— START Material provided —

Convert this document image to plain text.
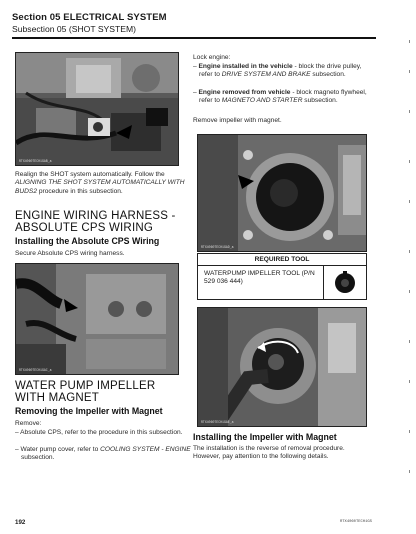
Section 05 ELECTRICAL SYSTEM
Subsection 05 (SHOT SYSTEM)
RTX4060TECH1GAB_a
Realign the SHOT system automatically. Follow the ALIGNING THE SHOT SYSTEM AUTOMATICALLY WITH BUDS2 procedure in this subsection.
ENGINE WIRING HARNESS - ABSOLUTE CPS WIRING
Installing the Absolute CPS Wiring
Secure Absolute CPS wiring harness.
RTX4060TECH1GAC_a
WATER PUMP IMPELLER WITH MAGNET
Removing the Impeller with Magnet
Remove:
– Absolute CPS, refer to the procedure in this subsection.
– Water pump cover, refer to COOLING SYSTEM - ENGINE subsection.
Lock engine:
– Engine installed in the vehicle - block the drive pulley, refer to DRIVE SYSTEM AND BRAKE subsection.
– Engine removed from vehicle - block magneto flywheel, refer to MAGNETO AND STARTER subsection.
Remove impeller with magnet.
RTX4060TECH1GAD_a
REQUIRED TOOL
WATERPUMP IMPELLER TOOL (P/N 529 036 444)
RTX4060TECH1GAE_a
Installing the Impeller with Magnet
The installation is the reverse of removal procedure. However, pay attention to the following details.
192	RTX4060TECH1GS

— END Material provided —

Look through the records and gather each line with the word "procedure".

Realign the SHOT system automatically. Follow the ALIGNING THE SHOT SYSTEM AUTOMATICALLY WITH BUDS2 procedure in this subsection.
– Absolute CPS, refer to the procedure in this subsection.
The installation is the reverse of removal procedure. However, pay attention to the following details.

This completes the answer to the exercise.